**WORK TO BE COMPLETED**
Report only the number of lines that hold the word "text".

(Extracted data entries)
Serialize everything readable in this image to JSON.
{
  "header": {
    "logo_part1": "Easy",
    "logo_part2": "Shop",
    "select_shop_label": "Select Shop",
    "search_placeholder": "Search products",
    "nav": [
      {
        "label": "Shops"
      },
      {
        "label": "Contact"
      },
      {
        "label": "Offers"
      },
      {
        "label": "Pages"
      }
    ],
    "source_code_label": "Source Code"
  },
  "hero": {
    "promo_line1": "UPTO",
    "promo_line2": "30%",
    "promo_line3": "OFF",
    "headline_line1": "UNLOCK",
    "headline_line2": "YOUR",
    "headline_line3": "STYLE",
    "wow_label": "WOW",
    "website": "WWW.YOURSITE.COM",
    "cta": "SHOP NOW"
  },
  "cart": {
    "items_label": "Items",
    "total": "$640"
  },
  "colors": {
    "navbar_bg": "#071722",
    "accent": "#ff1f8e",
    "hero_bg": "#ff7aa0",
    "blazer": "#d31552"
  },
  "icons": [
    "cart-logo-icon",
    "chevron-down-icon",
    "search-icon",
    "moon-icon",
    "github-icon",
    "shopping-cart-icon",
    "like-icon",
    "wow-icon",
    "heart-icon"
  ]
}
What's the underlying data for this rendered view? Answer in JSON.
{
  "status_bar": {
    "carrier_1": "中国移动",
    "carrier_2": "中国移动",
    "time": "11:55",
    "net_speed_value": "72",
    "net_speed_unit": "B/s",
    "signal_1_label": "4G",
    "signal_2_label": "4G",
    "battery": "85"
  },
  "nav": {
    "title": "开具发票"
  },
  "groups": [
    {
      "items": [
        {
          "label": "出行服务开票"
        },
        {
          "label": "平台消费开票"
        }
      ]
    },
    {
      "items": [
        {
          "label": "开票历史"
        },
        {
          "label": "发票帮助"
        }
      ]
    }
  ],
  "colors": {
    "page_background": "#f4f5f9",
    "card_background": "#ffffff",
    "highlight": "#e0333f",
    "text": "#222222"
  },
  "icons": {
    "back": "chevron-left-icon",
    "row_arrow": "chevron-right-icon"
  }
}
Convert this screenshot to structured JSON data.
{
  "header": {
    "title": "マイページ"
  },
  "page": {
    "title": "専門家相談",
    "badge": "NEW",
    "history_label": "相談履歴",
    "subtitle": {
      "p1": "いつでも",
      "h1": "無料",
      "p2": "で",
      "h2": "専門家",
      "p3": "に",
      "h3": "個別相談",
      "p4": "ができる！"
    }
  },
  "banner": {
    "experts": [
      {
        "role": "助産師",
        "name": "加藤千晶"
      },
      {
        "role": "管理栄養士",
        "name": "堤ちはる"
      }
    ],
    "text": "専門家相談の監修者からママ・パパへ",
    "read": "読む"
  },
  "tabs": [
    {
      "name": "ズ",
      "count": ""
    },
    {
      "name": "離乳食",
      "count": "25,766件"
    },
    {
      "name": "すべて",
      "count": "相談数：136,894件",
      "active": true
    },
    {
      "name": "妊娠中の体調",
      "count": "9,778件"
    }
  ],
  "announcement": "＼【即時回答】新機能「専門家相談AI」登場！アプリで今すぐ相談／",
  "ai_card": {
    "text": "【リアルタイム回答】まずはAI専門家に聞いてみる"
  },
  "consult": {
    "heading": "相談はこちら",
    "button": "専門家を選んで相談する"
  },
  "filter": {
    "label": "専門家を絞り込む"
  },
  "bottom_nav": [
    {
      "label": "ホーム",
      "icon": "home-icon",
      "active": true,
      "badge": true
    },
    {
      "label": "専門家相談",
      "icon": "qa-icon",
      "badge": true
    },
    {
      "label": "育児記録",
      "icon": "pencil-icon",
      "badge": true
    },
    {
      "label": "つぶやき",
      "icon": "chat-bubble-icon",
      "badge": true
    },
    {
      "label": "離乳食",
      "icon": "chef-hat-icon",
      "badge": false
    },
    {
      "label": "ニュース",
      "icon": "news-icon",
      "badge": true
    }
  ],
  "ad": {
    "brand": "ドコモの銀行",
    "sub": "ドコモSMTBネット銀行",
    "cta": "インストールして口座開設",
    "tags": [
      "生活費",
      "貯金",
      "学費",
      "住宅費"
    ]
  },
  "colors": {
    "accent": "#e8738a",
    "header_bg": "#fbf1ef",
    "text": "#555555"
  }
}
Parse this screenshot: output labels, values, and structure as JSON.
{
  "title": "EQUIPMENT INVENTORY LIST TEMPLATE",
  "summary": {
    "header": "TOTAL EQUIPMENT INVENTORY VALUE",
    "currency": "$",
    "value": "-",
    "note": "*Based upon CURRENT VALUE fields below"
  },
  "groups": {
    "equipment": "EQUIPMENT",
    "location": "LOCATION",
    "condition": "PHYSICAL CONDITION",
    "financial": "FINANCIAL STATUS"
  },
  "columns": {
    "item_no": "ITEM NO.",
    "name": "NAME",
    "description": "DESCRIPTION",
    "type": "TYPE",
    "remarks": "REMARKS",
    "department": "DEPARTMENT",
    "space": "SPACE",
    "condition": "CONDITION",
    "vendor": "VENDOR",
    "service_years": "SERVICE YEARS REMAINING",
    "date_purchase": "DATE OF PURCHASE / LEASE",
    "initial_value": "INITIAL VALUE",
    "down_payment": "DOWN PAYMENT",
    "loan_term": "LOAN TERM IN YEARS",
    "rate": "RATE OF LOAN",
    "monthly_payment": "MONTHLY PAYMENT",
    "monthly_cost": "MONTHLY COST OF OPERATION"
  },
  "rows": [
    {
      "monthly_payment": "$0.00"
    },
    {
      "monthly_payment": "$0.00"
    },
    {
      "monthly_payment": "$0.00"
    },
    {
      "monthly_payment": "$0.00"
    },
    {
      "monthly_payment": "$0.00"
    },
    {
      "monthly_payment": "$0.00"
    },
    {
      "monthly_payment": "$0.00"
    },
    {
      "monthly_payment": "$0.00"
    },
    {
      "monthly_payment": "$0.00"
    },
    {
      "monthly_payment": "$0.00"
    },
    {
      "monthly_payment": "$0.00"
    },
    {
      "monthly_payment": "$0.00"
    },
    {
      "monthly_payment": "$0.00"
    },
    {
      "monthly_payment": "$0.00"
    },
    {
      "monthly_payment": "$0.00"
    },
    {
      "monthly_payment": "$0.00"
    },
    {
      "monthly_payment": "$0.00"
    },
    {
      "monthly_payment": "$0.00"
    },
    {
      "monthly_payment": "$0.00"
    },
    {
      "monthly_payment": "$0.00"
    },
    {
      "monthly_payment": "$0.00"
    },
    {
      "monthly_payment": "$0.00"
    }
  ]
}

**FINAL ANSWER**
4